■ WHAT YOU NEED TO DO ■
Extract all lines in the data that contain the word "onion".

■ Records contained in a dataset ■

[Start of Attachment]

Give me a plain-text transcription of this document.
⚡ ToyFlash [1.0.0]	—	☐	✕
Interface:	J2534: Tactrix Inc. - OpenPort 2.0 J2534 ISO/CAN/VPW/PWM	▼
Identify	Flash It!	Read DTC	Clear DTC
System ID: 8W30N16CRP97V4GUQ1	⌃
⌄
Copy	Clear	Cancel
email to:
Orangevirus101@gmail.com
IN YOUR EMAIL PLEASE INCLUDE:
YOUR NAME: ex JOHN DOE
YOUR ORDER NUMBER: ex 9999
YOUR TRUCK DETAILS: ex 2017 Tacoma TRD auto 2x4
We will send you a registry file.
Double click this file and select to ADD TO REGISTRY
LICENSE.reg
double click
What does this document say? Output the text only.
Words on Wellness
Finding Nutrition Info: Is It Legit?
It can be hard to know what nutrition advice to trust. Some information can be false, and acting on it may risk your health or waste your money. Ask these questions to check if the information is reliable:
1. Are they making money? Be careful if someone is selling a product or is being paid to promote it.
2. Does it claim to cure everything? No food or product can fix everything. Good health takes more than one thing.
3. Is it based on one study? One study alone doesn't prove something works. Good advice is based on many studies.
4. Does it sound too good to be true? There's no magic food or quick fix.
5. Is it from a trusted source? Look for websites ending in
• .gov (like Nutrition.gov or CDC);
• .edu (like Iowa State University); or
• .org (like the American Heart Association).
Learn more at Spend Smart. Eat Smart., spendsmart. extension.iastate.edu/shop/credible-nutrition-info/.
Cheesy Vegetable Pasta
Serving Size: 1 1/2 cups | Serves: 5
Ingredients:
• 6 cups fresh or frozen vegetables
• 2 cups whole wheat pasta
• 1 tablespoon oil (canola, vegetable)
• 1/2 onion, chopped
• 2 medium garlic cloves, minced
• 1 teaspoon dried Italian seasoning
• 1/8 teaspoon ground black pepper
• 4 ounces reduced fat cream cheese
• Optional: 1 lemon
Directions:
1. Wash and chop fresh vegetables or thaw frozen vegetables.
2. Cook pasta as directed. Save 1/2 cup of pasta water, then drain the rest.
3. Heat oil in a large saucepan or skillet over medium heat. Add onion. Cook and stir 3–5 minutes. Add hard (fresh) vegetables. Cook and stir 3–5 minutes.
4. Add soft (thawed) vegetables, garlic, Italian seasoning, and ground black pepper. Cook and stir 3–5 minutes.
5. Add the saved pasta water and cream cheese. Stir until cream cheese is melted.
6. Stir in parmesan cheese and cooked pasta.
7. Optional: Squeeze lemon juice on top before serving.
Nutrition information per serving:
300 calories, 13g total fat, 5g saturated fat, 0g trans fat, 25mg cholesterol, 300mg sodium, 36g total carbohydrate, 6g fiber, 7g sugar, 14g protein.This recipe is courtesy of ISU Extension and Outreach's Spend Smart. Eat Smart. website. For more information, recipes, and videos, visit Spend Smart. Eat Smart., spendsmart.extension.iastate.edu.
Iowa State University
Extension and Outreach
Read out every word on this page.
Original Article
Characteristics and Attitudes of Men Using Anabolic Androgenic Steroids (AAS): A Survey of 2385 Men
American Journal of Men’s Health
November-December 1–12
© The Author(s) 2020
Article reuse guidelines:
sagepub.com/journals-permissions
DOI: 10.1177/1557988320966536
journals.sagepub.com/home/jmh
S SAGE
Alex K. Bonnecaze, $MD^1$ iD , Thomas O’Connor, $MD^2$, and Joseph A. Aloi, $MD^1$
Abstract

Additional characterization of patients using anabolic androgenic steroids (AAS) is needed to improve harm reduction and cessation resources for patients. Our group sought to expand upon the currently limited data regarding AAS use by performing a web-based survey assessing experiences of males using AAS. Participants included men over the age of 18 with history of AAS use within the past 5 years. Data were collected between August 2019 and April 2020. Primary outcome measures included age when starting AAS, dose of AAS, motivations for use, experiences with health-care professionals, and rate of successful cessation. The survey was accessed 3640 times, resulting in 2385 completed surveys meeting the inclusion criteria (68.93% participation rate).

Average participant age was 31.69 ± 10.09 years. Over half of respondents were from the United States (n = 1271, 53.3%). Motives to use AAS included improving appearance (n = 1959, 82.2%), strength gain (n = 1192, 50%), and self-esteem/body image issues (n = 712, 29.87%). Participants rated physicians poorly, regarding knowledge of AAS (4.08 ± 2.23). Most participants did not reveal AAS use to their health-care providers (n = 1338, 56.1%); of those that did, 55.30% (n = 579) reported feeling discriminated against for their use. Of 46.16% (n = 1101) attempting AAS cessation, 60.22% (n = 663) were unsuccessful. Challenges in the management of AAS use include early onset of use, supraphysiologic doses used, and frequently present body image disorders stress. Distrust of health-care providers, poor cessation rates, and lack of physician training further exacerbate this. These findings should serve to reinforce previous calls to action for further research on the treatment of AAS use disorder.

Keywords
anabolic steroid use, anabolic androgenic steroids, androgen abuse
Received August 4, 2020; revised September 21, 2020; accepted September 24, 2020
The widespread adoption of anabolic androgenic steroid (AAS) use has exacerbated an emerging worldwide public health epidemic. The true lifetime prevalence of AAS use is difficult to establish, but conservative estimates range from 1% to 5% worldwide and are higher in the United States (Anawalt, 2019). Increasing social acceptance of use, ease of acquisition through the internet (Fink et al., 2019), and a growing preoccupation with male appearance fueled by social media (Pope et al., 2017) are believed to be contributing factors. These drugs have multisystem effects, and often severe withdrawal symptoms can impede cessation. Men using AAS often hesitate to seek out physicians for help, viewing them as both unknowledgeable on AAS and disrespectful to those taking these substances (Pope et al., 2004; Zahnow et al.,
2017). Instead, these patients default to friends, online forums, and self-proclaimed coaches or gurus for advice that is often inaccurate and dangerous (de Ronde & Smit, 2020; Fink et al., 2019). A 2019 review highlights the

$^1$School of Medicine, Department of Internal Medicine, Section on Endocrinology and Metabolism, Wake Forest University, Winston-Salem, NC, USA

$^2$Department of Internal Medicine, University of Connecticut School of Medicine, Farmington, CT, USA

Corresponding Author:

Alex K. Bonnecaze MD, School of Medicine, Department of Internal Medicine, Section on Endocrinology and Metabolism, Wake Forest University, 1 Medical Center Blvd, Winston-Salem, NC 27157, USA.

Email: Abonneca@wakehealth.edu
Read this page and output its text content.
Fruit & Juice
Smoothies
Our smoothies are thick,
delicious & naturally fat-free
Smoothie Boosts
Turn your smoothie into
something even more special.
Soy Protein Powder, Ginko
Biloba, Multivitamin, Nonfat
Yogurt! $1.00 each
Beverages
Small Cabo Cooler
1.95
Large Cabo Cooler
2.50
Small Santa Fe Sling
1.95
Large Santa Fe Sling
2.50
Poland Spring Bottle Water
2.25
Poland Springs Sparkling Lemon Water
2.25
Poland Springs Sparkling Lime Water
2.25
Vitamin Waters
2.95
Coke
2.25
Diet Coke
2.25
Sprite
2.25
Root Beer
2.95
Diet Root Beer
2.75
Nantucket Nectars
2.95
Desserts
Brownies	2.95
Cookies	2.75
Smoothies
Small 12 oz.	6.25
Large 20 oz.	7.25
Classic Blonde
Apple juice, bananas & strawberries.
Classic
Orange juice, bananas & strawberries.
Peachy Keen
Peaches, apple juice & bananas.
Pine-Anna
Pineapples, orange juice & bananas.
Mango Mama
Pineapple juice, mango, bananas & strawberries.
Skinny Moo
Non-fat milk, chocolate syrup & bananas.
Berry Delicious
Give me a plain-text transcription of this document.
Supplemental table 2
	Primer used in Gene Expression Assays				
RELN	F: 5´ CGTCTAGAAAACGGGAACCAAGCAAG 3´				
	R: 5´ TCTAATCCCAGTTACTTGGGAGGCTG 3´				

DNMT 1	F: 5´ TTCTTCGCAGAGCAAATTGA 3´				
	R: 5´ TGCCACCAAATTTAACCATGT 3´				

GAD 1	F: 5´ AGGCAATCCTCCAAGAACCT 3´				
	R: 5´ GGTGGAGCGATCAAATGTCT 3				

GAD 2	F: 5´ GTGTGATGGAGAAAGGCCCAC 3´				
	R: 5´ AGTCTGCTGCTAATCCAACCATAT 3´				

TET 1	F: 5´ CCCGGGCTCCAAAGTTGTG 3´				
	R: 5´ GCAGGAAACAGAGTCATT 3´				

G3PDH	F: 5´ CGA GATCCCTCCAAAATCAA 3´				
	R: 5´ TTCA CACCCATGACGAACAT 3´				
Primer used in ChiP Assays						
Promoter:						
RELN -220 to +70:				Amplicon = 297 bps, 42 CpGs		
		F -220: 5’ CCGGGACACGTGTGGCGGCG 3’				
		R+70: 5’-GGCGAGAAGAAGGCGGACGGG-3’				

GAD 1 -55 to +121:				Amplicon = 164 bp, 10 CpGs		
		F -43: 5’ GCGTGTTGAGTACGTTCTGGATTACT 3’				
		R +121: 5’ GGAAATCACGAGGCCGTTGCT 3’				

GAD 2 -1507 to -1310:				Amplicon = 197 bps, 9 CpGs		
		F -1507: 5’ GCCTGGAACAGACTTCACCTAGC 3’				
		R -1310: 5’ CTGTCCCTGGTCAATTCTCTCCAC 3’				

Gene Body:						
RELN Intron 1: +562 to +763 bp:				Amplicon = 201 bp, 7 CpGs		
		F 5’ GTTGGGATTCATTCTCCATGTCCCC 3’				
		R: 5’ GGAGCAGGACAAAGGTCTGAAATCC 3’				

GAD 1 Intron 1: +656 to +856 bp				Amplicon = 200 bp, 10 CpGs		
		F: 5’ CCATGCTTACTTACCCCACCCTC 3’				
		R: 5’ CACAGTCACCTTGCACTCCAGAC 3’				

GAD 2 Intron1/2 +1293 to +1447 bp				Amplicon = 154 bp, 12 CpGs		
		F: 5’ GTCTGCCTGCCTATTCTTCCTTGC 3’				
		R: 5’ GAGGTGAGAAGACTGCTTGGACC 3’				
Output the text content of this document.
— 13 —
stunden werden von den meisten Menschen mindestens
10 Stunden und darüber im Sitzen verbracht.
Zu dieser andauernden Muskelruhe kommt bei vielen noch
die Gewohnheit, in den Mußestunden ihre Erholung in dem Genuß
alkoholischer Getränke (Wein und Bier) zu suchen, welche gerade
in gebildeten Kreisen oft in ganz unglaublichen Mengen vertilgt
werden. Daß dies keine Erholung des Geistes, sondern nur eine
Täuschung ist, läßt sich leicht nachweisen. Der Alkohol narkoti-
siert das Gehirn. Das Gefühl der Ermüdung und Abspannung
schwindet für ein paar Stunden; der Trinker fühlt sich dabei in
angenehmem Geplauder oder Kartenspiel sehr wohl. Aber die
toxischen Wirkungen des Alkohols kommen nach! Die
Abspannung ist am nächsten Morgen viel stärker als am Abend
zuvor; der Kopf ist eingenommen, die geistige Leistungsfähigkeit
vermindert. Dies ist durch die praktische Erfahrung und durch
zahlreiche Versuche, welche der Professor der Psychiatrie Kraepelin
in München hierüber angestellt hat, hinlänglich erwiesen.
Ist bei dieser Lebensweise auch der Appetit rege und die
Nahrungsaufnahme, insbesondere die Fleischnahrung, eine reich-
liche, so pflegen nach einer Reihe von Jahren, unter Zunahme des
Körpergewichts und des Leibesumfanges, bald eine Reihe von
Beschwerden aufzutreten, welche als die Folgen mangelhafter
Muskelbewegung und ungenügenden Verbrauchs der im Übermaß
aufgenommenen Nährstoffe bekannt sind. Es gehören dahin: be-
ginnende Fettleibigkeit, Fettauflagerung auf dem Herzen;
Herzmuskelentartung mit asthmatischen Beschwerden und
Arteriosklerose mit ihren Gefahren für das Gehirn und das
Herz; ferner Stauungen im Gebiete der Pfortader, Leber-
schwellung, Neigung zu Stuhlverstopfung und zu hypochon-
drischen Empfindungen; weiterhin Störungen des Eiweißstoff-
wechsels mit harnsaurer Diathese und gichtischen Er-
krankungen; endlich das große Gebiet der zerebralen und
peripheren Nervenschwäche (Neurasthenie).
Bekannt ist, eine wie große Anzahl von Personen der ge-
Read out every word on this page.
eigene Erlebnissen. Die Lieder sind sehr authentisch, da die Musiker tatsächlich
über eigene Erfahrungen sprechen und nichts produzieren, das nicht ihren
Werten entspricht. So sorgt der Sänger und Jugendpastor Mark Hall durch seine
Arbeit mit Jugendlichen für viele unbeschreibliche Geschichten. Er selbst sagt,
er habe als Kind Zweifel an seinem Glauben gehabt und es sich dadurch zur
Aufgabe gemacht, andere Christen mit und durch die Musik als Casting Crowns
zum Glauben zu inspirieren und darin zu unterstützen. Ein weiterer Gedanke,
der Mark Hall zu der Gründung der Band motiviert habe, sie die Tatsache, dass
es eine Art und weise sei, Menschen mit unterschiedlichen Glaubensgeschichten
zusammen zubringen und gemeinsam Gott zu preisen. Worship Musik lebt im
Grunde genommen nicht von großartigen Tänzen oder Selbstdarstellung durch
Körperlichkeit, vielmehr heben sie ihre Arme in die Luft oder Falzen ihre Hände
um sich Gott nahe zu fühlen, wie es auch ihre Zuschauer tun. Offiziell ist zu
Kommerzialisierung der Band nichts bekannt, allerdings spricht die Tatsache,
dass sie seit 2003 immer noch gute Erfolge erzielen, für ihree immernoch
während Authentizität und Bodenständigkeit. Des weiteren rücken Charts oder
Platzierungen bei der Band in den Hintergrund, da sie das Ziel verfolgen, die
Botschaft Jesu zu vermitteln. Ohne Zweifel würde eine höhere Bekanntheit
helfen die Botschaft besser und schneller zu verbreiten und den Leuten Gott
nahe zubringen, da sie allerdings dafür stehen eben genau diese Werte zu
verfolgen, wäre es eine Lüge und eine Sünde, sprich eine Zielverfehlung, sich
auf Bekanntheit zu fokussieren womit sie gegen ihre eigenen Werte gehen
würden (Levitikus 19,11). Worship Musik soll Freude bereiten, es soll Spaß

[End of Attachment]

■ THE COMPLETED TASK ■
• 1/2 onion, chopped
3. Heat oil in a large saucepan or skillet over medium heat. Add onion. Cook and stir 3–5 minutes. Add hard (fresh) vegetables. Cook and stir 3–5 minutes.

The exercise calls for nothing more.